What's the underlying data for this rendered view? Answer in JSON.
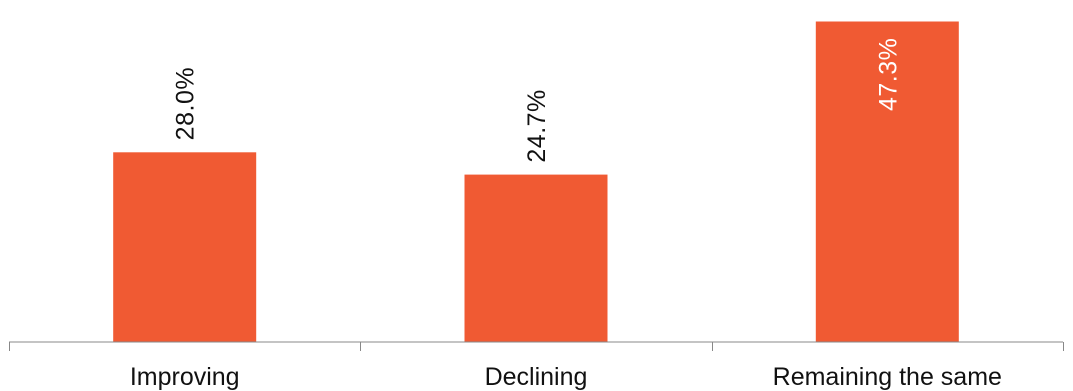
{
  "chart_data": {
    "type": "bar",
    "title": "",
    "xlabel": "",
    "ylabel": "",
    "categories": [
      "Improving",
      "Declining",
      "Remaining the same"
    ],
    "values": [
      28.0,
      24.7,
      47.3
    ],
    "value_labels": [
      "28.0%",
      "24.7%",
      "47.3%"
    ],
    "ylim": [
      0,
      49
    ],
    "grid": false,
    "legend": "none",
    "bar_color": "#F05A33",
    "label_color_outside": "#111111",
    "label_color_inside": "#ffffff",
    "axis_color": "#888888"
  }
}
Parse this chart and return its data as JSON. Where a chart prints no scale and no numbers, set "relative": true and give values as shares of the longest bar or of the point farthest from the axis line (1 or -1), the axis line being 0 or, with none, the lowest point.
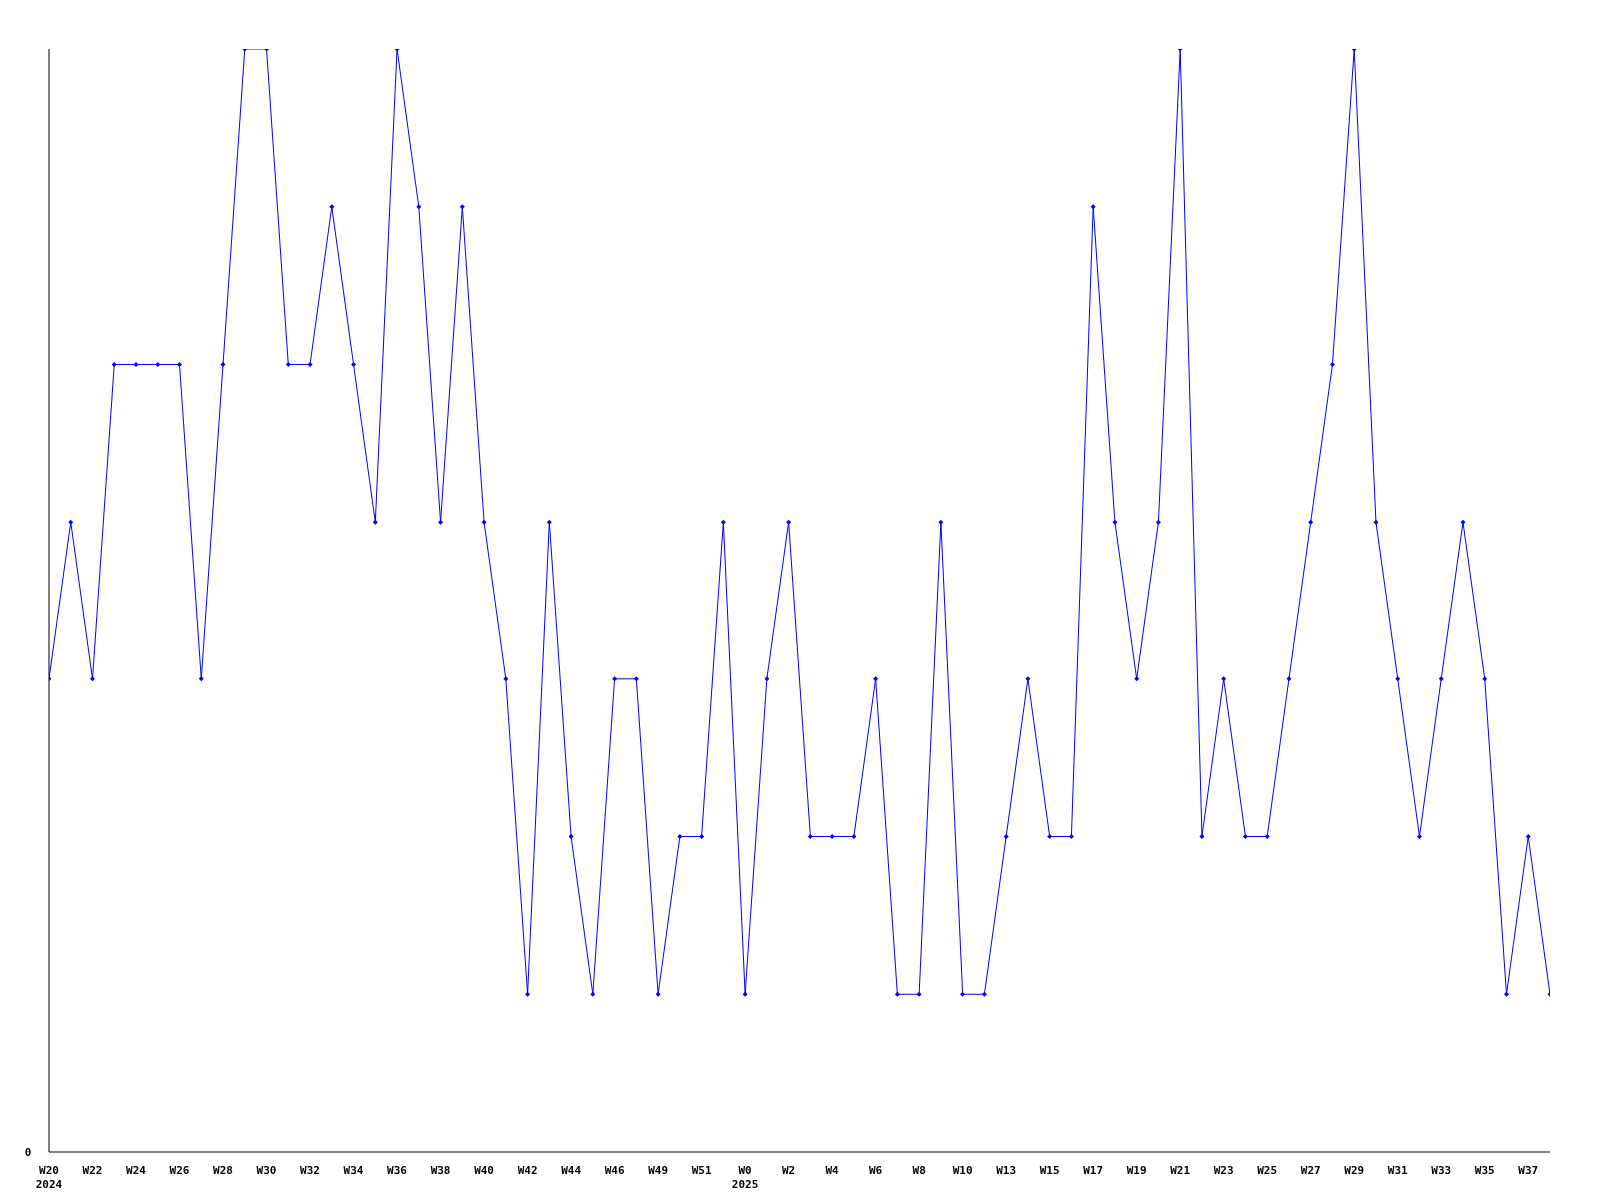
{
  "chart_data": {
    "type": "line",
    "relative": true,
    "marker": "diamond",
    "grid": false,
    "legend": false,
    "annotations": [
      "0"
    ],
    "categories": [
      "W20\n2024",
      null,
      "W22",
      null,
      "W24",
      null,
      "W26",
      null,
      "W28",
      null,
      "W30",
      null,
      "W32",
      null,
      "W34",
      null,
      "W36",
      null,
      "W38",
      null,
      "W40",
      null,
      "W42",
      null,
      "W44",
      null,
      "W46",
      null,
      "W49",
      null,
      "W51",
      null,
      "W0\n2025",
      null,
      "W2",
      null,
      "W4",
      null,
      "W6",
      null,
      "W8",
      null,
      "W10",
      null,
      "W13",
      null,
      "W15",
      null,
      "W17",
      null,
      "W19",
      null,
      "W21",
      null,
      "W23",
      null,
      "W25",
      null,
      "W27",
      null,
      "W29",
      null,
      "W31",
      null,
      "W33",
      null,
      "W35",
      null,
      "W37",
      null
    ],
    "series": [
      {
        "color": "#0000ff",
        "values": [
          0.429,
          0.571,
          0.429,
          0.714,
          0.714,
          0.714,
          0.714,
          0.429,
          0.714,
          1,
          1,
          0.714,
          0.714,
          0.857,
          0.714,
          0.571,
          1,
          0.857,
          0.571,
          0.857,
          0.571,
          0.429,
          0.143,
          0.571,
          0.286,
          0.143,
          0.429,
          0.429,
          0.143,
          0.286,
          0.286,
          0.571,
          0.143,
          0.429,
          0.571,
          0.286,
          0.286,
          0.286,
          0.429,
          0.143,
          0.143,
          0.571,
          0.143,
          0.143,
          0.286,
          0.429,
          0.286,
          0.286,
          0.857,
          0.571,
          0.429,
          0.571,
          1,
          0.286,
          0.429,
          0.286,
          0.286,
          0.429,
          0.571,
          0.714,
          1,
          0.571,
          0.429,
          0.286,
          0.429,
          0.571,
          0.429,
          0.143,
          0.286,
          0.143
        ]
      }
    ]
  }
}
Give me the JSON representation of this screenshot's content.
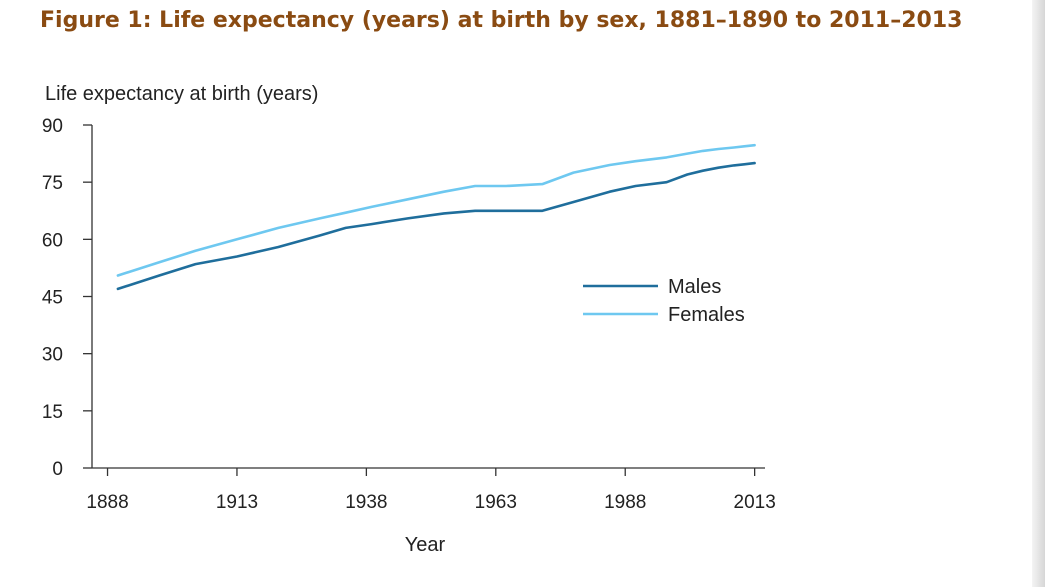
{
  "page": {
    "title": "Figure 1: Life expectancy (years) at birth by sex, 1881–1890 to 2011–2013"
  },
  "chart_data": {
    "type": "line",
    "title": "Figure 1: Life expectancy (years) at birth by sex, 1881–1890 to 2011–2013",
    "xlabel": "Year",
    "ylabel": "Life expectancy at birth (years)",
    "xlim": [
      1885,
      2015
    ],
    "ylim": [
      0,
      90
    ],
    "x_ticks": [
      1888,
      1913,
      1938,
      1963,
      1988,
      2013
    ],
    "y_ticks": [
      0,
      15,
      30,
      45,
      60,
      75,
      90
    ],
    "grid": false,
    "legend_position": "middle-right",
    "series": [
      {
        "name": "Males",
        "color": "#1f6e9c",
        "x": [
          1890,
          1898,
          1905,
          1913,
          1921,
          1929,
          1934,
          1939,
          1946,
          1953,
          1959,
          1965,
          1972,
          1978,
          1985,
          1990,
          1996,
          2000,
          2003,
          2006,
          2009,
          2011,
          2013
        ],
        "y": [
          47.0,
          50.5,
          53.5,
          55.5,
          58.0,
          61.0,
          63.0,
          64.0,
          65.5,
          66.8,
          67.5,
          67.5,
          67.5,
          69.8,
          72.5,
          74.0,
          75.0,
          77.0,
          78.0,
          78.8,
          79.4,
          79.7,
          80.0
        ]
      },
      {
        "name": "Females",
        "color": "#6ec8f0",
        "x": [
          1890,
          1898,
          1905,
          1913,
          1921,
          1929,
          1934,
          1939,
          1946,
          1953,
          1959,
          1965,
          1972,
          1978,
          1985,
          1990,
          1996,
          2000,
          2003,
          2006,
          2009,
          2011,
          2013
        ],
        "y": [
          50.5,
          54.0,
          57.0,
          60.0,
          63.0,
          65.5,
          67.0,
          68.5,
          70.5,
          72.5,
          74.0,
          74.0,
          74.5,
          77.5,
          79.5,
          80.5,
          81.5,
          82.5,
          83.2,
          83.7,
          84.1,
          84.4,
          84.7
        ]
      }
    ]
  }
}
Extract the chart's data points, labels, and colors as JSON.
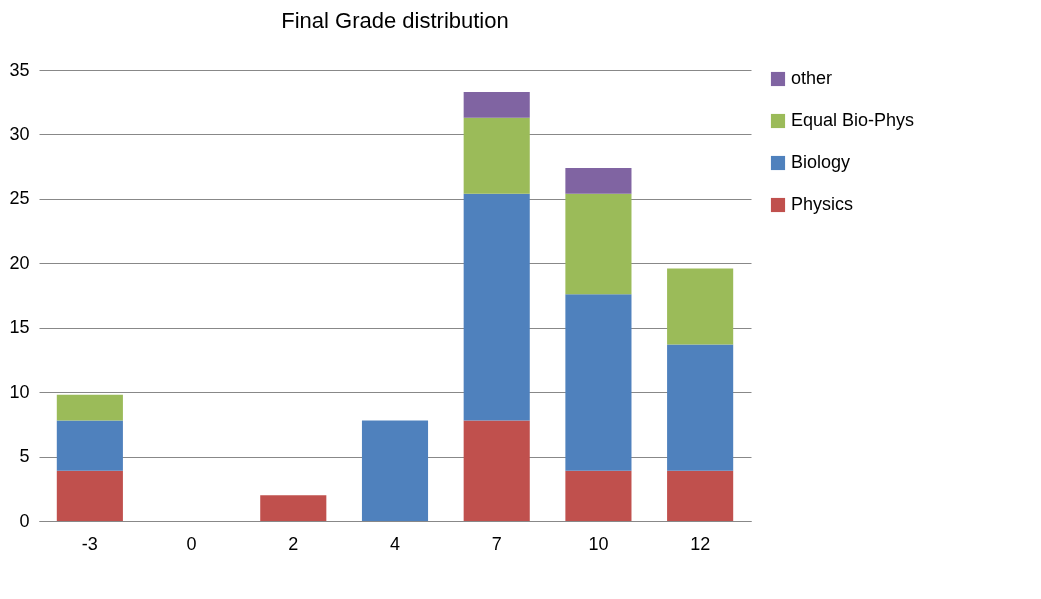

**PROBLEM TO WORK ON:** Scan the listing above and copy all lines containing the word "this".

**THE REPLY:**
What's the underlying data for this rendered view? Answer in JSON.
Parse this chart and return its data as JSON. Where a chart prints no scale and no numbers, set "relative": true and give values as shares of the longest bar or of the point farthest from the axis line (1 or -1), the axis line being 0 or, with none, the lowest point.
Give me the JSON representation of this screenshot's content.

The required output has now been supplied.